EXERCISE PROMPT —
Give the number of lines containing the word "mindestens" and nothing more.

··· RECORDS PROVIDED ···

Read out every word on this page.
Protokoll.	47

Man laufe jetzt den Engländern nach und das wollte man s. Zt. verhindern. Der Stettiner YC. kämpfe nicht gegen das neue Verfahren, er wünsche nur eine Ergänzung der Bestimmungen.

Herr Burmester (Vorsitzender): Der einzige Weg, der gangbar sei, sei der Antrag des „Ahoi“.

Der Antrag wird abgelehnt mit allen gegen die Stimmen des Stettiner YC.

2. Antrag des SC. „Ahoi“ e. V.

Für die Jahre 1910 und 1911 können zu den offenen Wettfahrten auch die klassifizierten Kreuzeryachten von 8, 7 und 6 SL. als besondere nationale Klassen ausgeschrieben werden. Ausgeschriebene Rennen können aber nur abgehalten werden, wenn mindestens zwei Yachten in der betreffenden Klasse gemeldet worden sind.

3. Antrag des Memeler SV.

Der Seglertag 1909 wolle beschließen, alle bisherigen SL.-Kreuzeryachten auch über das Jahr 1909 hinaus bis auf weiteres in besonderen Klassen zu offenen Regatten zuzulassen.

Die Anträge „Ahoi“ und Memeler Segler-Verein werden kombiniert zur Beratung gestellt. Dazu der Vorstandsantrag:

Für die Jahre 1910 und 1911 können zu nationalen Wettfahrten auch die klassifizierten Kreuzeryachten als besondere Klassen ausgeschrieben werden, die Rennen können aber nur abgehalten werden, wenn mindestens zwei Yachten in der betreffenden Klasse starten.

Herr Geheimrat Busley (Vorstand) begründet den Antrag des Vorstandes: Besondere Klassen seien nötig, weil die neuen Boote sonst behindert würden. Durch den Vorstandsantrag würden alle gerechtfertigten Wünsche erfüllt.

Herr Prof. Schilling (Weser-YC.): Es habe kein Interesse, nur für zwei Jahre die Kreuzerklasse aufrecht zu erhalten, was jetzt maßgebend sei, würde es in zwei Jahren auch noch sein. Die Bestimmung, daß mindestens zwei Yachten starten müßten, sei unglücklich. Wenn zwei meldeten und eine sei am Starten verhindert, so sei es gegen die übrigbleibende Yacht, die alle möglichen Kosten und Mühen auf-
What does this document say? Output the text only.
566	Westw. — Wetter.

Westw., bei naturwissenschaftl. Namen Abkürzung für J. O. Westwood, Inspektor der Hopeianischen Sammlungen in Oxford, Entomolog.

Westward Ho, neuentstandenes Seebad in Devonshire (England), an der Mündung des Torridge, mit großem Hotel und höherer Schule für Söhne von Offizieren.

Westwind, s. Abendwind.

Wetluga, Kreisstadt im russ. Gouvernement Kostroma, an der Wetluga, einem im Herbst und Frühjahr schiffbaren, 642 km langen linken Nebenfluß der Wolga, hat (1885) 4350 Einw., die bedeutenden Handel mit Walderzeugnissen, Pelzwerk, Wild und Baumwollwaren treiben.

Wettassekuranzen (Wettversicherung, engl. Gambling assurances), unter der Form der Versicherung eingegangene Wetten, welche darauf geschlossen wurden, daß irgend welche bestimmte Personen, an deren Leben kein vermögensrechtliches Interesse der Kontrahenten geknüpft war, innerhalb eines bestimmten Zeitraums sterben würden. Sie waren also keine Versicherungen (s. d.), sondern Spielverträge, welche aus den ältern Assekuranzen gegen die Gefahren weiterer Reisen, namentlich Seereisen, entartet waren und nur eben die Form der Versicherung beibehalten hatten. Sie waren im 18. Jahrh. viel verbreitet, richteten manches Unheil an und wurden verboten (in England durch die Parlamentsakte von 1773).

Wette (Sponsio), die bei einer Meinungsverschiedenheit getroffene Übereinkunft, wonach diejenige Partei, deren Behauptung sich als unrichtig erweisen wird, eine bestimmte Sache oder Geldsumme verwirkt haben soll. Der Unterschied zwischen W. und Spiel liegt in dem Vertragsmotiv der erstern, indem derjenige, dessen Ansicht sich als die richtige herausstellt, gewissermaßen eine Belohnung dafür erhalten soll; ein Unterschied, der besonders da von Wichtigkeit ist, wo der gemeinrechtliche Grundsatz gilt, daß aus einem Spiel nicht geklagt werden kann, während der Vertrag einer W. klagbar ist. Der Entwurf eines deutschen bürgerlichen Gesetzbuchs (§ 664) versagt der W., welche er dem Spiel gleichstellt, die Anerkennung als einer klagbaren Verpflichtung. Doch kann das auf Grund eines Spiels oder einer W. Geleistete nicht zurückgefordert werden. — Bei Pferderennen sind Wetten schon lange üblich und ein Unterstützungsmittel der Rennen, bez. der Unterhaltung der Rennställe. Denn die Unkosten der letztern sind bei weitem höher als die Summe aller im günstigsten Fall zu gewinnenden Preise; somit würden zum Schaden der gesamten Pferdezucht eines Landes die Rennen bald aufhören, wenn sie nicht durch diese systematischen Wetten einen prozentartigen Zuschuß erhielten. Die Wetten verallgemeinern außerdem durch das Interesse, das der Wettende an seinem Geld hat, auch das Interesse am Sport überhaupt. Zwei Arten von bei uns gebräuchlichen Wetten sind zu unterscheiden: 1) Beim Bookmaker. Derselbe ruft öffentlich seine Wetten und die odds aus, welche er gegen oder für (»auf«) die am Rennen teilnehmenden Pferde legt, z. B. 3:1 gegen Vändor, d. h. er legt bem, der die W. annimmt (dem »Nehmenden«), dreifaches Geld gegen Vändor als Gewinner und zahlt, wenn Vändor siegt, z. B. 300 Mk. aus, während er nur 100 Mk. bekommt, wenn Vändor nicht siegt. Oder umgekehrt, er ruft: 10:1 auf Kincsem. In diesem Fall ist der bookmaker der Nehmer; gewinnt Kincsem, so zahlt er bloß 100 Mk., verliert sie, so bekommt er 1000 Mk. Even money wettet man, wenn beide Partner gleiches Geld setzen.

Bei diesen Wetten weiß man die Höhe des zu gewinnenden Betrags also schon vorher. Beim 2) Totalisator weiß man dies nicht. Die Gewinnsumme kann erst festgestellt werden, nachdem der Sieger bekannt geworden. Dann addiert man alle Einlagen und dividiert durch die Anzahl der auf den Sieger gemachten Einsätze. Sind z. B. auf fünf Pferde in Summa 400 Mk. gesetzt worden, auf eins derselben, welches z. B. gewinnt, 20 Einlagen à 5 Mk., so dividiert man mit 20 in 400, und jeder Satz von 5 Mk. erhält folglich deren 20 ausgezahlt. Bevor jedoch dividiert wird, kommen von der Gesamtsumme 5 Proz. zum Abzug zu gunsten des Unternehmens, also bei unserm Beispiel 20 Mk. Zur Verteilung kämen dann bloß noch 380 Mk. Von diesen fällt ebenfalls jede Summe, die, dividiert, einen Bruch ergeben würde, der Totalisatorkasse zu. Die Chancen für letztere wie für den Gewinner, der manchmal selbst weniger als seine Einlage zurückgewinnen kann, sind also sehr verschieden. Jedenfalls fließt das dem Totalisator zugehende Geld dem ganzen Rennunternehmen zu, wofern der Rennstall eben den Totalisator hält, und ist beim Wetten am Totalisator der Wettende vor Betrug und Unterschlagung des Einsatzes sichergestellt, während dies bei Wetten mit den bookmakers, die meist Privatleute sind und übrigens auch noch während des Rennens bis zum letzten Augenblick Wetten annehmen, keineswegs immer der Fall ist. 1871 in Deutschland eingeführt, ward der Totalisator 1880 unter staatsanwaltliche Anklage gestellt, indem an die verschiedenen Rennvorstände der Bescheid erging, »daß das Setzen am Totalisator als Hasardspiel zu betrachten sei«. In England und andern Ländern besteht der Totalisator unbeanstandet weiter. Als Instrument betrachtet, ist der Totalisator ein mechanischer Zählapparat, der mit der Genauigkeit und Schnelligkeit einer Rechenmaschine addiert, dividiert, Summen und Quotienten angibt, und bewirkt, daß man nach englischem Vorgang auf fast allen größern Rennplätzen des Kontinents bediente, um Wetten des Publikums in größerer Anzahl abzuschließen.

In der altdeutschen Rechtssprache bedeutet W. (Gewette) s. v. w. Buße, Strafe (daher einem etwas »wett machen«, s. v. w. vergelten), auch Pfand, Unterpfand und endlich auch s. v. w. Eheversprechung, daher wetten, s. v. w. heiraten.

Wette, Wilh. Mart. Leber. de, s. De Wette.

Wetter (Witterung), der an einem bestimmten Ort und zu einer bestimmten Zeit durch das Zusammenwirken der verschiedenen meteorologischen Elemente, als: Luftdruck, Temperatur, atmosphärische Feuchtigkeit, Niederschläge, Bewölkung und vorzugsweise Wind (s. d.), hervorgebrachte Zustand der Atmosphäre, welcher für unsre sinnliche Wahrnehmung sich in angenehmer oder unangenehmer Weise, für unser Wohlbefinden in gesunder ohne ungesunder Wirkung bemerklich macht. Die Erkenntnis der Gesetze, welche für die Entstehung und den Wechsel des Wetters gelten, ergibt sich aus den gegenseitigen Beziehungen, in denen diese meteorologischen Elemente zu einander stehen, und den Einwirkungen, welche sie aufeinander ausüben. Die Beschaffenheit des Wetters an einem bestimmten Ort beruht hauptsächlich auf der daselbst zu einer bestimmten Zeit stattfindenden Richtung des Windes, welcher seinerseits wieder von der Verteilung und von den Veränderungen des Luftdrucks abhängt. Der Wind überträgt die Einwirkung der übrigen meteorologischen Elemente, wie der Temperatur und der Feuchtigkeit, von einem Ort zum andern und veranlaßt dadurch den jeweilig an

···

TASK ANSWER —
3